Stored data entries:
START

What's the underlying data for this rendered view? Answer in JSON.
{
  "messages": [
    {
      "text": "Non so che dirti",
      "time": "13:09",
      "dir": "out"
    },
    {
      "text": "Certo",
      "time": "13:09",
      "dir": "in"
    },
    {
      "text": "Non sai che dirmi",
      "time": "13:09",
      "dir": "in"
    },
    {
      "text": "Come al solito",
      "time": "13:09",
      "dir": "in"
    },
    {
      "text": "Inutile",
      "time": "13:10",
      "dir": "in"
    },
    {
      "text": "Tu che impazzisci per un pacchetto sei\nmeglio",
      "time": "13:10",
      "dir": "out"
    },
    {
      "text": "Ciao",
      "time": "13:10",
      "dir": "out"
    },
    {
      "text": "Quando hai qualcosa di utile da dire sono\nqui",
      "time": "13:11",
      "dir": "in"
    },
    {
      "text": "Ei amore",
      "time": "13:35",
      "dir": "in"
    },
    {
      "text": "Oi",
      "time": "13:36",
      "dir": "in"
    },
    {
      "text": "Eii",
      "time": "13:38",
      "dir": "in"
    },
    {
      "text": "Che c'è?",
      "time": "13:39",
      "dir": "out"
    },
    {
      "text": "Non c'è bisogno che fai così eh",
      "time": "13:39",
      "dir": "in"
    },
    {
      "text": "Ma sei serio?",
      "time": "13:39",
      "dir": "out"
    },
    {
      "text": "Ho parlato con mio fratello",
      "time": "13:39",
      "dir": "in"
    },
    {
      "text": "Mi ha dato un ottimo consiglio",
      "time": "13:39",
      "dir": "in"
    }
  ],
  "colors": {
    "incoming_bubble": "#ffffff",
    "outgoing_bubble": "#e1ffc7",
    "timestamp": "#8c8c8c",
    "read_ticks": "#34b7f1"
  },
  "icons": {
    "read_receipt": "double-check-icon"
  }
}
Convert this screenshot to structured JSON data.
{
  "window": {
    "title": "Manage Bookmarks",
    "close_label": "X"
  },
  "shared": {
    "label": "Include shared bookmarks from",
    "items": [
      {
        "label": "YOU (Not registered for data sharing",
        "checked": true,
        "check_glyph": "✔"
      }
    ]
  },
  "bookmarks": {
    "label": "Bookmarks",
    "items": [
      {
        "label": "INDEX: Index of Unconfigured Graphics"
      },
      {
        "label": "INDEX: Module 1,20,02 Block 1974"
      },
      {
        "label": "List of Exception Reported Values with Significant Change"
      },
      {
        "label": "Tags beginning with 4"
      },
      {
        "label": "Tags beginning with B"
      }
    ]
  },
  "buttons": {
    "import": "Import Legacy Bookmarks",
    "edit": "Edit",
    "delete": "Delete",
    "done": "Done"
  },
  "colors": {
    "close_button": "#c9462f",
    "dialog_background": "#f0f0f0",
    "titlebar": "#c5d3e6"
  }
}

END

Copy out each record from above, exactly.

§ Result:
What's the underlying data for this rendered view? Answer in JSON.
{
  "messages": [
    {
      "text": "Non so che dirti",
      "time": "13:09",
      "dir": "out"
    },
    {
      "text": "Certo",
      "time": "13:09",
      "dir": "in"
    },
    {
      "text": "Non sai che dirmi",
      "time": "13:09",
      "dir": "in"
    },
    {
      "text": "Come al solito",
      "time": "13:09",
      "dir": "in"
    },
    {
      "text": "Inutile",
      "time": "13:10",
      "dir": "in"
    },
    {
      "text": "Tu che impazzisci per un pacchetto sei\nmeglio",
      "time": "13:10",
      "dir": "out"
    },
    {
      "text": "Ciao",
      "time": "13:10",
      "dir": "out"
    },
    {
      "text": "Quando hai qualcosa di utile da dire sono\nqui",
      "time": "13:11",
      "dir": "in"
    },
    {
      "text": "Ei amore",
      "time": "13:35",
      "dir": "in"
    },
    {
      "text": "Oi",
      "time": "13:36",
      "dir": "in"
    },
    {
      "text": "Eii",
      "time": "13:38",
      "dir": "in"
    },
    {
      "text": "Che c'è?",
      "time": "13:39",
      "dir": "out"
    },
    {
      "text": "Non c'è bisogno che fai così eh",
      "time": "13:39",
      "dir": "in"
    },
    {
      "text": "Ma sei serio?",
      "time": "13:39",
      "dir": "out"
    },
    {
      "text": "Ho parlato con mio fratello",
      "time": "13:39",
      "dir": "in"
    },
    {
      "text": "Mi ha dato un ottimo consiglio",
      "time": "13:39",
      "dir": "in"
    }
  ],
  "colors": {
    "incoming_bubble": "#ffffff",
    "outgoing_bubble": "#e1ffc7",
    "timestamp": "#8c8c8c",
    "read_ticks": "#34b7f1"
  },
  "icons": {
    "read_receipt": "double-check-icon"
  }
}
Convert this screenshot to structured JSON data.
{
  "window": {
    "title": "Manage Bookmarks",
    "close_label": "X"
  },
  "shared": {
    "label": "Include shared bookmarks from",
    "items": [
      {
        "label": "YOU (Not registered for data sharing",
        "checked": true,
        "check_glyph": "✔"
      }
    ]
  },
  "bookmarks": {
    "label": "Bookmarks",
    "items": [
      {
        "label": "INDEX: Index of Unconfigured Graphics"
      },
      {
        "label": "INDEX: Module 1,20,02 Block 1974"
      },
      {
        "label": "List of Exception Reported Values with Significant Change"
      },
      {
        "label": "Tags beginning with 4"
      },
      {
        "label": "Tags beginning with B"
      }
    ]
  },
  "buttons": {
    "import": "Import Legacy Bookmarks",
    "edit": "Edit",
    "delete": "Delete",
    "done": "Done"
  },
  "colors": {
    "close_button": "#c9462f",
    "dialog_background": "#f0f0f0",
    "titlebar": "#c5d3e6"
  }
}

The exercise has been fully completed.